**Task details:**
In the copy, keep every record exact and leave out all images.

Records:
(begin)

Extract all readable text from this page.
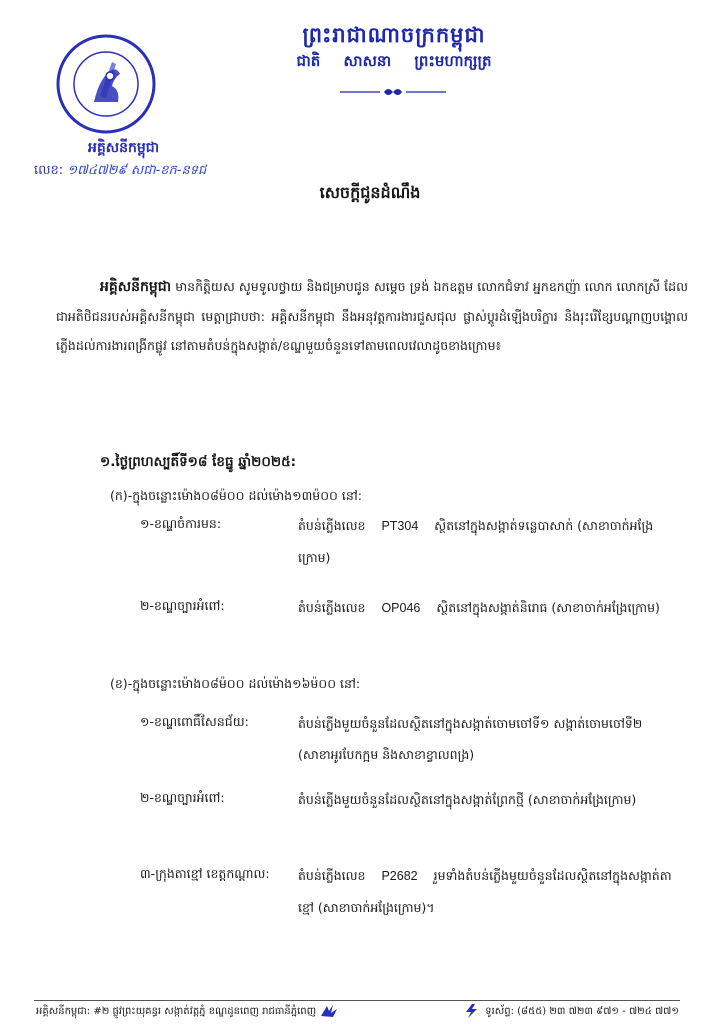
អគ្គិសនីកម្ពុជា
លេខ: ១៧៤៧២៩ សជា-ខក-នទជ
ព្រះរាជាណាចក្រកម្ពុជា
ជាតិ សាសនា ព្រះមហាក្សត្រ
សេចក្តីជូនដំណឹង

អគ្គិសនីកម្ពុជា មានកិត្តិយស សូមទូលថ្វាយ និងជម្រាបជូន សម្តេច ទ្រង់ ឯកឧត្តម លោកជំទាវ អ្នកឧកញ៉ា លោក លោកស្រី ដែលជាអតិថិជនរបស់អគ្គិសនីកម្ពុជា មេត្តាជ្រាបថា: អគ្គិសនីកម្ពុជា នឹងអនុវត្តការងារជួសជុល ផ្លាស់ប្តូរដំឡើងបរិក្ខារ និងរុះរើខ្សែបណ្តាញបង្គោលភ្លើងដល់ការងារពង្រីកផ្លូវ នៅតាមតំបន់ក្នុងសង្កាត់/ខណ្ឌមួយចំនួនទៅតាមពេលវេលាដូចខាងក្រោម៖

១.ថ្ងៃព្រហស្បតិ៍ទី១៨ ខែធ្នូ ឆ្នាំ២០២៥:
(ក)-ក្នុងចន្លោះម៉ោង០៨ម៉០០ ដល់ម៉ោង១៣ម៉០០ នៅ:
១-ខណ្ឌចំការមន:	តំបន់ភ្លើងលេខ PT304 ស្ថិតនៅក្នុងសង្កាត់ទន្លេបាសាក់ (សាខាចាក់អង្រែក្រោម)
២-ខណ្ឌច្បារអំពៅ:	តំបន់ភ្លើងលេខ OP046 ស្ថិតនៅក្នុងសង្កាត់និរោធ (សាខាចាក់អង្រែក្រោម)
(ខ)-ក្នុងចន្លោះម៉ោង០៨ម៉០០ ដល់ម៉ោង១៦ម៉០០ នៅ:
១-ខណ្ឌពោធិ៍សែនជ័យ:	តំបន់ភ្លើងមួយចំនួនដែលស្ថិតនៅក្នុងសង្កាត់ចោមចៅទី១ សង្កាត់ចោមចៅទី២ (សាខាអូរបែកក្អម និងសាខាខ្វាលពង្រ)
២-ខណ្ឌច្បារអំពៅ:	តំបន់ភ្លើងមួយចំនួនដែលស្ថិតនៅក្នុងសង្កាត់ព្រែកថ្មី (សាខាចាក់អង្រែក្រោម)
៣-ក្រុងតាខ្មៅ ខេត្តកណ្តាល: តំបន់ភ្លើងលេខ P2682 រួមទាំងតំបន់ភ្លើងមួយចំនួនដែលស្ថិតនៅក្នុងសង្កាត់តាខ្មៅ (សាខាចាក់អង្រែក្រោម)។
អគ្គិសនីកម្ពុជា: #២ ផ្លូវព្រះយុគន្ធរ សង្កាត់វត្តភ្នំ ខណ្ឌដូនពេញ រាជធានីភ្នំពេញ	ទូរស័ព្ទ: (៨៥៥) ២៣ ៧២៣ ៩៧១ - ៧២៤ ៧៧១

(end)

**Solved problem:**
Extract all readable text from this page.
អគ្គិសនីកម្ពុជា
លេខ: ១៧៤៧២៩ សជា-ខក-នទជ
ព្រះរាជាណាចក្រកម្ពុជា
ជាតិ សាសនា ព្រះមហាក្សត្រ
សេចក្តីជូនដំណឹង

អគ្គិសនីកម្ពុជា មានកិត្តិយស សូមទូលថ្វាយ និងជម្រាបជូន សម្តេច ទ្រង់ ឯកឧត្តម លោកជំទាវ អ្នកឧកញ៉ា លោក លោកស្រី ដែលជាអតិថិជនរបស់អគ្គិសនីកម្ពុជា មេត្តាជ្រាបថា: អគ្គិសនីកម្ពុជា នឹងអនុវត្តការងារជួសជុល ផ្លាស់ប្តូរដំឡើងបរិក្ខារ និងរុះរើខ្សែបណ្តាញបង្គោលភ្លើងដល់ការងារពង្រីកផ្លូវ នៅតាមតំបន់ក្នុងសង្កាត់/ខណ្ឌមួយចំនួនទៅតាមពេលវេលាដូចខាងក្រោម៖

១.ថ្ងៃព្រហស្បតិ៍ទី១៨ ខែធ្នូ ឆ្នាំ២០២៥:
(ក)-ក្នុងចន្លោះម៉ោង០៨ម៉០០ ដល់ម៉ោង១៣ម៉០០ នៅ:
១-ខណ្ឌចំការមន:	តំបន់ភ្លើងលេខ PT304 ស្ថិតនៅក្នុងសង្កាត់ទន្លេបាសាក់ (សាខាចាក់អង្រែក្រោម)
២-ខណ្ឌច្បារអំពៅ:	តំបន់ភ្លើងលេខ OP046 ស្ថិតនៅក្នុងសង្កាត់និរោធ (សាខាចាក់អង្រែក្រោម)
(ខ)-ក្នុងចន្លោះម៉ោង០៨ម៉០០ ដល់ម៉ោង១៦ម៉០០ នៅ:
១-ខណ្ឌពោធិ៍សែនជ័យ:	តំបន់ភ្លើងមួយចំនួនដែលស្ថិតនៅក្នុងសង្កាត់ចោមចៅទី១ សង្កាត់ចោមចៅទី២ (សាខាអូរបែកក្អម និងសាខាខ្វាលពង្រ)
២-ខណ្ឌច្បារអំពៅ:	តំបន់ភ្លើងមួយចំនួនដែលស្ថិតនៅក្នុងសង្កាត់ព្រែកថ្មី (សាខាចាក់អង្រែក្រោម)
៣-ក្រុងតាខ្មៅ ខេត្តកណ្តាល: តំបន់ភ្លើងលេខ P2682 រួមទាំងតំបន់ភ្លើងមួយចំនួនដែលស្ថិតនៅក្នុងសង្កាត់តាខ្មៅ (សាខាចាក់អង្រែក្រោម)។
អគ្គិសនីកម្ពុជា: #២ ផ្លូវព្រះយុគន្ធរ សង្កាត់វត្តភ្នំ ខណ្ឌដូនពេញ រាជធានីភ្នំពេញ	ទូរស័ព្ទ: (៨៥៥) ២៣ ៧២៣ ៩៧១ - ៧២៤ ៧៧១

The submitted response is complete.